Stored records:
** Start **
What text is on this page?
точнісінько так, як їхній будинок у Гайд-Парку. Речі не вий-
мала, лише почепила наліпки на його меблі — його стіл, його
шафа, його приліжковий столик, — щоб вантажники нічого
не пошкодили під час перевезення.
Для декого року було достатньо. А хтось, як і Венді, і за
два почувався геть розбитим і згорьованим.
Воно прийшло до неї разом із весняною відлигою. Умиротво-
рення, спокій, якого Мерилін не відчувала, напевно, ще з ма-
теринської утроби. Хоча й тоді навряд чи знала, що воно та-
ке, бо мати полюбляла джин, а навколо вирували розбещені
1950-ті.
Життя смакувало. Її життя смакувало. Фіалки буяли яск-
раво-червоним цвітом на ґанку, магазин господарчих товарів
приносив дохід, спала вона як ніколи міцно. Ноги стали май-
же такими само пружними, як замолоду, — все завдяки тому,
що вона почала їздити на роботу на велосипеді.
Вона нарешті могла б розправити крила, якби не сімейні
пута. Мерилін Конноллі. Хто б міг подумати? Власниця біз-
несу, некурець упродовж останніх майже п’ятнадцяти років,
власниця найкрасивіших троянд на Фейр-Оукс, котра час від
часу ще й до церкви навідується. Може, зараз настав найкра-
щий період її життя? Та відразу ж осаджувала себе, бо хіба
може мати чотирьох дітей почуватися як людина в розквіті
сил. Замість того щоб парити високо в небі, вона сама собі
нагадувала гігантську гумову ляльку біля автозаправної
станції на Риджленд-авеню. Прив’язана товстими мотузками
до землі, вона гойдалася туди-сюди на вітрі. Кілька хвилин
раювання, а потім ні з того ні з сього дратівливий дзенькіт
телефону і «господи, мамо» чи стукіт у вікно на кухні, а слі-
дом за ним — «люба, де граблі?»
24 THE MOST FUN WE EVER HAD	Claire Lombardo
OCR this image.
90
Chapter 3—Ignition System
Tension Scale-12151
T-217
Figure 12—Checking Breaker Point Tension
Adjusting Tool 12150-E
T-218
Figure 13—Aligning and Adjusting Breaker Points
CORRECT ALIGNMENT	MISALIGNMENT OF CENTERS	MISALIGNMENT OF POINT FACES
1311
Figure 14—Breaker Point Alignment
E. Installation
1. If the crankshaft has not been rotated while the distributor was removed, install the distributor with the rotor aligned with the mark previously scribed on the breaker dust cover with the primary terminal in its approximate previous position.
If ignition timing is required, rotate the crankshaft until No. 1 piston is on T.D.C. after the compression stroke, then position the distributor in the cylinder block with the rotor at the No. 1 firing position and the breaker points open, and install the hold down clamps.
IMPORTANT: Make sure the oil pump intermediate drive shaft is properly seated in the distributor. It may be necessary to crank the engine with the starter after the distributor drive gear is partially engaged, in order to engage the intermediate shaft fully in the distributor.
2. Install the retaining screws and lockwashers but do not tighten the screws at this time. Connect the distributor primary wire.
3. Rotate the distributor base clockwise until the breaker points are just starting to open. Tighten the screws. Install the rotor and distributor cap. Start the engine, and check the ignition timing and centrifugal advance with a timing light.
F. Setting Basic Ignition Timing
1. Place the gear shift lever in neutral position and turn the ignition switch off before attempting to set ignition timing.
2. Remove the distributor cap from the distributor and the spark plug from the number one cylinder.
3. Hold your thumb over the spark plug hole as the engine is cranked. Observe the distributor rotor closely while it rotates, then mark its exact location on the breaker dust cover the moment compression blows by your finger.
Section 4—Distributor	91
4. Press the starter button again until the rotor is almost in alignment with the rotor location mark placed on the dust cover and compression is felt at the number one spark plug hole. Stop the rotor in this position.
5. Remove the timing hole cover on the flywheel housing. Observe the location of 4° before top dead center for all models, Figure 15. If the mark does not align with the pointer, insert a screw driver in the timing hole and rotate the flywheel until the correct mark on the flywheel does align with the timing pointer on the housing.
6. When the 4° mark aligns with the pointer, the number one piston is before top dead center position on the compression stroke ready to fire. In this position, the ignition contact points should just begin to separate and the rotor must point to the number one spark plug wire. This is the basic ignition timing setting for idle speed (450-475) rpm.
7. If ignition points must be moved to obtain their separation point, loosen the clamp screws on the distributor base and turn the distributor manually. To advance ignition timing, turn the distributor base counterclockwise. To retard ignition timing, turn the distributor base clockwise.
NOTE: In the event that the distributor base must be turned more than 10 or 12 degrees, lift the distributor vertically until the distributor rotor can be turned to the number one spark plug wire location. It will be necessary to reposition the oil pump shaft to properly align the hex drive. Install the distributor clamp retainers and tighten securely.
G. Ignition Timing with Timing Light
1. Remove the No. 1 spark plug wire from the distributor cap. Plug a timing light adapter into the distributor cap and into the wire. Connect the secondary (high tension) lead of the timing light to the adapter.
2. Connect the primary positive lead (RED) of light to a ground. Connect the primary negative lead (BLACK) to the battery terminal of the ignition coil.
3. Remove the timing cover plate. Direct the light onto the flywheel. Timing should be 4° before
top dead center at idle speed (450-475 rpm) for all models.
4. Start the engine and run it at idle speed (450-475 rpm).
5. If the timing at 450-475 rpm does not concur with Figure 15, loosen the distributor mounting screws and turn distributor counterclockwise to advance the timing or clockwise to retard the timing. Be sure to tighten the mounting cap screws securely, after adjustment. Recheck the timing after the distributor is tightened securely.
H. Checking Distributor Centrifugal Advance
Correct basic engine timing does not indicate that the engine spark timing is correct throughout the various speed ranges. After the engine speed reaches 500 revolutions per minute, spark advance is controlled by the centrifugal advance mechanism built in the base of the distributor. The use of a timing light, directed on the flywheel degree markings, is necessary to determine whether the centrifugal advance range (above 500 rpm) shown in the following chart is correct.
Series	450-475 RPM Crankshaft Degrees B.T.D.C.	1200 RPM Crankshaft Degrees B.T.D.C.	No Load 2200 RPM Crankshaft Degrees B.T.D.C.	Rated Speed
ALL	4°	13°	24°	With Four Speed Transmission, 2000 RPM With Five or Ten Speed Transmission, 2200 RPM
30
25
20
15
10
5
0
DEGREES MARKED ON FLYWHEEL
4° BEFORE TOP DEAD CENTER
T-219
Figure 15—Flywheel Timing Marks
** End **
Work required: Pick every line with "Checking" in it and copy it.

Right answer:
Figure 12—Checking Breaker Point Tension
H. Checking Distributor Centrifugal Advance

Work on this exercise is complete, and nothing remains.